Exercise instructions
Please give the number of lines in the records below where the word "vermuthe" occurs, and nothing else.
[Start of section]
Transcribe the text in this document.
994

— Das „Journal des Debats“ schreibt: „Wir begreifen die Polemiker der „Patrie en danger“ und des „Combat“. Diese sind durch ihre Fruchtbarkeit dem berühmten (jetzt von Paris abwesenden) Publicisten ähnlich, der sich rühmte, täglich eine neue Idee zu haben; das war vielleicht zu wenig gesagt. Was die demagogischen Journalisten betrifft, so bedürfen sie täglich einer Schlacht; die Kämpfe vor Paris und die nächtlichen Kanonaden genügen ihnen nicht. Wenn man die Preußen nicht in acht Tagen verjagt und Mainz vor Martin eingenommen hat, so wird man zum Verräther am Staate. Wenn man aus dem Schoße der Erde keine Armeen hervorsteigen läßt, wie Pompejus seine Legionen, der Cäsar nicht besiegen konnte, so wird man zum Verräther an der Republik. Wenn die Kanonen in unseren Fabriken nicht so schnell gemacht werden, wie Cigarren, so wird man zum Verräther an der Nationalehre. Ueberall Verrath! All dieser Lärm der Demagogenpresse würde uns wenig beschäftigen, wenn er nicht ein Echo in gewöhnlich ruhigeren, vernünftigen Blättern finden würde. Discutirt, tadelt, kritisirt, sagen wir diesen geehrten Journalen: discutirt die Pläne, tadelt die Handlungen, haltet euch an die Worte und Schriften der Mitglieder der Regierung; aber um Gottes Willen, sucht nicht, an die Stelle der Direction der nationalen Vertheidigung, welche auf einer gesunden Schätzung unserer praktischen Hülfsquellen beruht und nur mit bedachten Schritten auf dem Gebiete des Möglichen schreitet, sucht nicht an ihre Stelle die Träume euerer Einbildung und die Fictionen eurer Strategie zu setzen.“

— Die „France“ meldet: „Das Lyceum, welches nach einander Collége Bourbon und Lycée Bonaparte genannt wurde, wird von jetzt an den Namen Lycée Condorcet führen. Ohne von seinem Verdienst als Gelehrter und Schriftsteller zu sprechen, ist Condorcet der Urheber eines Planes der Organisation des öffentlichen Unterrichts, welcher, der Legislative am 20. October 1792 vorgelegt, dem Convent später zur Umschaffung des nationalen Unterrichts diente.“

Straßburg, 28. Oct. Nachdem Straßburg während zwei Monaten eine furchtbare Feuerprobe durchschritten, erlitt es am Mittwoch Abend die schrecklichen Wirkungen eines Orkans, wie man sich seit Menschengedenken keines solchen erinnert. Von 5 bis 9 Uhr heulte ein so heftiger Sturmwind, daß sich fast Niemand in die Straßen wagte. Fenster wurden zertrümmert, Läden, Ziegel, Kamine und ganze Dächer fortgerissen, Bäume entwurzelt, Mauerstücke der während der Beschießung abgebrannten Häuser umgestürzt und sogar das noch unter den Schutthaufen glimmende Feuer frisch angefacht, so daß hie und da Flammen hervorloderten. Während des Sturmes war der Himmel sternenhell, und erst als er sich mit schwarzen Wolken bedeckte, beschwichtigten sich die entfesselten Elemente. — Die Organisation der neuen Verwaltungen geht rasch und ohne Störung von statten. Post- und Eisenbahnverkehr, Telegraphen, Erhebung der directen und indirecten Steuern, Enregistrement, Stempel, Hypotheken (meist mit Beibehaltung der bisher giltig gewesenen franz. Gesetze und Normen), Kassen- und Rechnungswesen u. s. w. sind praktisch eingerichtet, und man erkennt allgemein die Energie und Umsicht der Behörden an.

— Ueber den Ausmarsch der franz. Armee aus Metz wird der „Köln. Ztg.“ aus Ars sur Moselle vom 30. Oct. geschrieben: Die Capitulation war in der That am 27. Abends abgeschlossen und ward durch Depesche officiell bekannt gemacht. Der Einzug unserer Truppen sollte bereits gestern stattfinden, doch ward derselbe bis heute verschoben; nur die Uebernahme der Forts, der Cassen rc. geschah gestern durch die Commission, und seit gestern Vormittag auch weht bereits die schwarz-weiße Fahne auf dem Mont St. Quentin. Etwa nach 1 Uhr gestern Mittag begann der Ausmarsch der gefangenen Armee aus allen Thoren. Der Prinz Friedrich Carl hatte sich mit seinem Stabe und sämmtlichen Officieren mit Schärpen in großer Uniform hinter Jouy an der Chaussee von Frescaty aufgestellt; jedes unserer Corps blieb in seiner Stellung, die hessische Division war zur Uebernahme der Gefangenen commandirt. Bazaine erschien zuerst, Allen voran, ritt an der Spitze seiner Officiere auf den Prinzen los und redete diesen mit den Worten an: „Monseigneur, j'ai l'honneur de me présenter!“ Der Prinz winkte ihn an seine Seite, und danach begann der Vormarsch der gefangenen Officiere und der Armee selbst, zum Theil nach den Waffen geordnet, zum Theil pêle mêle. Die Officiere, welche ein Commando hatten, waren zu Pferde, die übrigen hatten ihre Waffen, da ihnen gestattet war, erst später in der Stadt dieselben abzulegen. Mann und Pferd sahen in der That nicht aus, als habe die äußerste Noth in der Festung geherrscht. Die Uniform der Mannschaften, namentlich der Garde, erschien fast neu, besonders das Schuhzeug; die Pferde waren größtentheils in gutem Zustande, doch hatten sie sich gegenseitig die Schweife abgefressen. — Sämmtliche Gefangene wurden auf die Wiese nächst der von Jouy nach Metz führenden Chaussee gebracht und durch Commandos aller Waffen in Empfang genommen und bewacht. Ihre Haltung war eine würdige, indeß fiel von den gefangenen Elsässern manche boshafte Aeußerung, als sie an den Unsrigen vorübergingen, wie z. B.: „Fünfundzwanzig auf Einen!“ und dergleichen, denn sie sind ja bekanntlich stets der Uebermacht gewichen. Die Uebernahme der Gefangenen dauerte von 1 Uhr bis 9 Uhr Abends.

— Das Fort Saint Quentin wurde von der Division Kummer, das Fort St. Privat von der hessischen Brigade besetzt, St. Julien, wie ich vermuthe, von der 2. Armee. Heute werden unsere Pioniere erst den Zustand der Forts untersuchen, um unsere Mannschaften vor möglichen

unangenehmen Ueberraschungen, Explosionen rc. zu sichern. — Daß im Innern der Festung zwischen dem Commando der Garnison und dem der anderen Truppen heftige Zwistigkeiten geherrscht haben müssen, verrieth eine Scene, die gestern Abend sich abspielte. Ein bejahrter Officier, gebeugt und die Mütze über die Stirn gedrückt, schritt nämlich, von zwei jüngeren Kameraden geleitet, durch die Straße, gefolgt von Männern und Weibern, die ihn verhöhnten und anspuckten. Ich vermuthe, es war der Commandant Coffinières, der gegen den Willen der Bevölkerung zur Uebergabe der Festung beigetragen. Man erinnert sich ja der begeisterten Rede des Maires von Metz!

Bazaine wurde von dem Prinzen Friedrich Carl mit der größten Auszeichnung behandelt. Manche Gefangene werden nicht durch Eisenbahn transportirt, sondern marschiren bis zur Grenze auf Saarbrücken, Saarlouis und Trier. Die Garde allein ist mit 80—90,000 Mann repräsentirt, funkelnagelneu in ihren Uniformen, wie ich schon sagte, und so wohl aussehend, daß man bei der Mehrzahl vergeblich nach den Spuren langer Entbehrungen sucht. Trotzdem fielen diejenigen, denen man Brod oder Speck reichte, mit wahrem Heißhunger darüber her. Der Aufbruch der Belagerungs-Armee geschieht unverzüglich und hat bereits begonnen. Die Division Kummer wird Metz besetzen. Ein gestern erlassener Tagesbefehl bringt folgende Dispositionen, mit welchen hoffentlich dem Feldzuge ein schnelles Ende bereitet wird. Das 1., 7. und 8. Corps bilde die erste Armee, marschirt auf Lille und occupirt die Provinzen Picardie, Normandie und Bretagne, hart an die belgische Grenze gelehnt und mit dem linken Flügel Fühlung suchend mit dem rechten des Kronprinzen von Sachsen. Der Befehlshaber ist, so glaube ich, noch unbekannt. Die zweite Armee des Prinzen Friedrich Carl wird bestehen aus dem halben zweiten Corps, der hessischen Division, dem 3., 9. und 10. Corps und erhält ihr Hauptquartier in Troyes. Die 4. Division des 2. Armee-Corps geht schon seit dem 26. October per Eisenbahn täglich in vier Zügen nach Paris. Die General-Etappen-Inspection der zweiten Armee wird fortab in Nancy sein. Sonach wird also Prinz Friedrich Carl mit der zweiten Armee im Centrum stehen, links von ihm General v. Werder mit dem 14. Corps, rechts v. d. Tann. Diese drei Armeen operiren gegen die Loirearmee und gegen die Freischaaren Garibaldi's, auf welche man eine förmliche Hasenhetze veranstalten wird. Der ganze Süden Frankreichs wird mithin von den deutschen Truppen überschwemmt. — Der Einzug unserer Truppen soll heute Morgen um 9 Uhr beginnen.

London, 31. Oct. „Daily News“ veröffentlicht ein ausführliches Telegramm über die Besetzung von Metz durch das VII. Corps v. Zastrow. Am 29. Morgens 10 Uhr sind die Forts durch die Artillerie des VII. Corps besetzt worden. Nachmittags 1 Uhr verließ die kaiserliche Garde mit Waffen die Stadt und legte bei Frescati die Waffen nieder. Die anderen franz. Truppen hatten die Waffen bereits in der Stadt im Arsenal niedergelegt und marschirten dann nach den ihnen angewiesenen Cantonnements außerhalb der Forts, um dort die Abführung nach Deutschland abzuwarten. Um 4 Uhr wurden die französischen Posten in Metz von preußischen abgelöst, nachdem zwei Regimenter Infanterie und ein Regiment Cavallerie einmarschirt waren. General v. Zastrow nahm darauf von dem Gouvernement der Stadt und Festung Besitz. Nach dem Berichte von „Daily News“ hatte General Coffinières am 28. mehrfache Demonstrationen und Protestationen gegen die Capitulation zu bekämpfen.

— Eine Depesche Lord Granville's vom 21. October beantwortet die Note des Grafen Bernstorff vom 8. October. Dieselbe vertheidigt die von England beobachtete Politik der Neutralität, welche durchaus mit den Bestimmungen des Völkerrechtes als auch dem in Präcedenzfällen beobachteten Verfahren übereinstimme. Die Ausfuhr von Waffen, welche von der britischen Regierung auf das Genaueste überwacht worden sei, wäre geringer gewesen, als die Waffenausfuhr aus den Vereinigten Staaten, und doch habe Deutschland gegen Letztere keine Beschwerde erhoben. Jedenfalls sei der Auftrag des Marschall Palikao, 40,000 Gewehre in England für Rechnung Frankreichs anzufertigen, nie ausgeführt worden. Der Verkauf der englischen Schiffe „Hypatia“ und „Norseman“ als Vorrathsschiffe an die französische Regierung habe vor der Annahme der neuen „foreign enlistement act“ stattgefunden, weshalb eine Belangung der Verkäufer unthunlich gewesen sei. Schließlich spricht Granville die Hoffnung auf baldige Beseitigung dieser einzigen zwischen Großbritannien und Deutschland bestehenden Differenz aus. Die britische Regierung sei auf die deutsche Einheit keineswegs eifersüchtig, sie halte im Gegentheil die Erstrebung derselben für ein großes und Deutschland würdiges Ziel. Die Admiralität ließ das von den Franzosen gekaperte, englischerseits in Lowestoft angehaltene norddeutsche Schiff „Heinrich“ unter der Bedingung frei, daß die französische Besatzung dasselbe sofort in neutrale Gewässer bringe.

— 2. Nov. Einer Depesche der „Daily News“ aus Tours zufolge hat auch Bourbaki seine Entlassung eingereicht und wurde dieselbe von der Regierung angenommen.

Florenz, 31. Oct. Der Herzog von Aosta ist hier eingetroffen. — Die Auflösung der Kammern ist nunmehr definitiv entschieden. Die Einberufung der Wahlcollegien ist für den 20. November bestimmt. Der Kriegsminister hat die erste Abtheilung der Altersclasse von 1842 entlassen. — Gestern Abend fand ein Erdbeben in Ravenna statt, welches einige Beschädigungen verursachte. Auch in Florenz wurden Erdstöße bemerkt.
[End of section]
Answer box
2